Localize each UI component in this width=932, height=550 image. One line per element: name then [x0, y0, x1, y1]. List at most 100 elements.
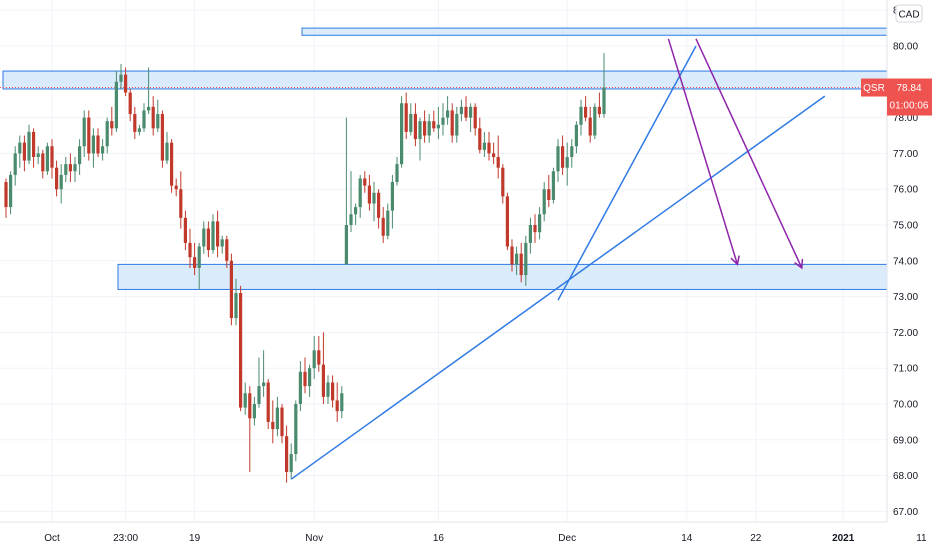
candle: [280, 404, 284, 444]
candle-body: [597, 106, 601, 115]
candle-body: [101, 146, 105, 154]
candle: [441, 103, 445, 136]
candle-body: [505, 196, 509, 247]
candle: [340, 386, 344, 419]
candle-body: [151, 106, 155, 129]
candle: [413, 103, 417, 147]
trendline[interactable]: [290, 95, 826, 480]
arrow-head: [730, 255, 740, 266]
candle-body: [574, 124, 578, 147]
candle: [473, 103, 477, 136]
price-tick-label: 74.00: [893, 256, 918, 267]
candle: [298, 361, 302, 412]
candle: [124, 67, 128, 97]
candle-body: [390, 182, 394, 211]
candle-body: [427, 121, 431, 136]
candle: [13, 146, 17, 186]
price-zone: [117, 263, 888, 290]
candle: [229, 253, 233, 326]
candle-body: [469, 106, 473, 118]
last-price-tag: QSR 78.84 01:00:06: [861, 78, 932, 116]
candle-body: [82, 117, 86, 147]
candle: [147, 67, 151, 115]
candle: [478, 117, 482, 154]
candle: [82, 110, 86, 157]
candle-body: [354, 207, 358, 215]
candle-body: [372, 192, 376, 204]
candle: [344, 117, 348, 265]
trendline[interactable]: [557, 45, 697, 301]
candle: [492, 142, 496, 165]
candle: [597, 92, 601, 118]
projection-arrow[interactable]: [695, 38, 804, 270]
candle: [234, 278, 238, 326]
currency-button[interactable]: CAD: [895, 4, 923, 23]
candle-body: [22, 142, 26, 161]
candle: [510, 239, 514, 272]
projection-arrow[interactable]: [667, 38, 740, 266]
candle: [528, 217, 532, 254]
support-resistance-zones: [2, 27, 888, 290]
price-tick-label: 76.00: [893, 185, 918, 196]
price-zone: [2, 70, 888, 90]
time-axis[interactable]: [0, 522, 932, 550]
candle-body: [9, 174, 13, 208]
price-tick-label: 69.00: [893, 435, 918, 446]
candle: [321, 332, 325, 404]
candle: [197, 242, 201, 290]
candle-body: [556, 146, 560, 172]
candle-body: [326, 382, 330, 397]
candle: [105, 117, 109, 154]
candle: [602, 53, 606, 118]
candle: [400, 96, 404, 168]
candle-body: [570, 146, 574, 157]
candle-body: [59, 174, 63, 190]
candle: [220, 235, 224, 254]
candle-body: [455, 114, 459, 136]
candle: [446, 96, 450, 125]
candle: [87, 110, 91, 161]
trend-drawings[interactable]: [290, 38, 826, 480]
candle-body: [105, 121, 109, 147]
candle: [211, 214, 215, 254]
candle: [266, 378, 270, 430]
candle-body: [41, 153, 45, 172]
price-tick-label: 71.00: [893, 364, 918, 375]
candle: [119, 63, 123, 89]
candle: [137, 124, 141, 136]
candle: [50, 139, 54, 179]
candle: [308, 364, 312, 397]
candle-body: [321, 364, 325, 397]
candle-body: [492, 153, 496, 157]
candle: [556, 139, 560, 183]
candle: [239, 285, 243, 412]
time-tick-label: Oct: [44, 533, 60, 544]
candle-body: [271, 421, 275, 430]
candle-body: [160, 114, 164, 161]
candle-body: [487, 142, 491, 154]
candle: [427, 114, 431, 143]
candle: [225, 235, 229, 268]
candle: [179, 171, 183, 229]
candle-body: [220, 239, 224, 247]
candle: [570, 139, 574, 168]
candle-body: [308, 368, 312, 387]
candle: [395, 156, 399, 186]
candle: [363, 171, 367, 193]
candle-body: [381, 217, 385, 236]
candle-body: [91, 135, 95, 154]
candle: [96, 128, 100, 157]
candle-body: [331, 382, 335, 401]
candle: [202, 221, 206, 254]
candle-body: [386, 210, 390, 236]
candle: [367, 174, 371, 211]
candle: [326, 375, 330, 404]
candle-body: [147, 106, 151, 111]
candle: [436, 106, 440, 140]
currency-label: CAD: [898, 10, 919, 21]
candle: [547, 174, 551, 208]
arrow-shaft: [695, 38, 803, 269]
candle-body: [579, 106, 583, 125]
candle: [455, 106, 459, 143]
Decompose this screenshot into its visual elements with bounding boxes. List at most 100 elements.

★ ★ ★ ★

Transcribe the lines of the data word for word, starting at the line that contains "candle: [280, 404, 284, 444]" and ending at the line that contains "candle: [87, 110, 91, 161]".

Written solution:
candle: [280, 404, 284, 444]
candle-body: [597, 106, 601, 115]
candle-body: [101, 146, 105, 154]
candle: [441, 103, 445, 136]
candle-body: [505, 196, 509, 247]
candle: [340, 386, 344, 419]
candle-body: [151, 106, 155, 129]
candle: [413, 103, 417, 147]
trendline[interactable]: [290, 95, 826, 480]
arrow-head: [730, 255, 740, 266]
candle-body: [574, 124, 578, 147]
candle: [473, 103, 477, 136]
price-tick-label: 74.00: [893, 256, 918, 267]
candle: [298, 361, 302, 412]
candle: [124, 67, 128, 97]
candle-body: [390, 182, 394, 211]
candle-body: [427, 121, 431, 136]
candle: [13, 146, 17, 186]
price-zone: [117, 263, 888, 290]
candle: [229, 253, 233, 326]
candle-body: [469, 106, 473, 118]
last-price-tag: QSR 78.84 01:00:06: [861, 78, 932, 116]
candle-body: [82, 117, 86, 147]
candle: [147, 67, 151, 115]
candle: [478, 117, 482, 154]
candle: [82, 110, 86, 157]
candle-body: [354, 207, 358, 215]
candle-body: [372, 192, 376, 204]
candle: [344, 117, 348, 265]
trendline[interactable]: [557, 45, 697, 301]
candle: [492, 142, 496, 165]
candle: [597, 92, 601, 118]
projection-arrow[interactable]: [695, 38, 804, 270]
candle: [234, 278, 238, 326]
currency-button[interactable]: CAD: [895, 4, 923, 23]
candle-body: [22, 142, 26, 161]
candle: [510, 239, 514, 272]
projection-arrow[interactable]: [667, 38, 740, 266]
candle: [528, 217, 532, 254]
support-resistance-zones: [2, 27, 888, 290]
price-tick-label: 76.00: [893, 185, 918, 196]
price-zone: [2, 70, 888, 90]
time-axis[interactable]: [0, 522, 932, 550]
candle-body: [9, 174, 13, 208]
price-tick-label: 69.00: [893, 435, 918, 446]
candle: [321, 332, 325, 404]
candle: [197, 242, 201, 290]
candle-body: [556, 146, 560, 172]
candle-body: [326, 382, 330, 397]
candle: [105, 117, 109, 154]
candle: [602, 53, 606, 118]
candle: [400, 96, 404, 168]
candle-body: [570, 146, 574, 157]
candle-body: [59, 174, 63, 190]
candle: [220, 235, 224, 254]
candle-body: [455, 114, 459, 136]
candle: [446, 96, 450, 125]
candle: [87, 110, 91, 161]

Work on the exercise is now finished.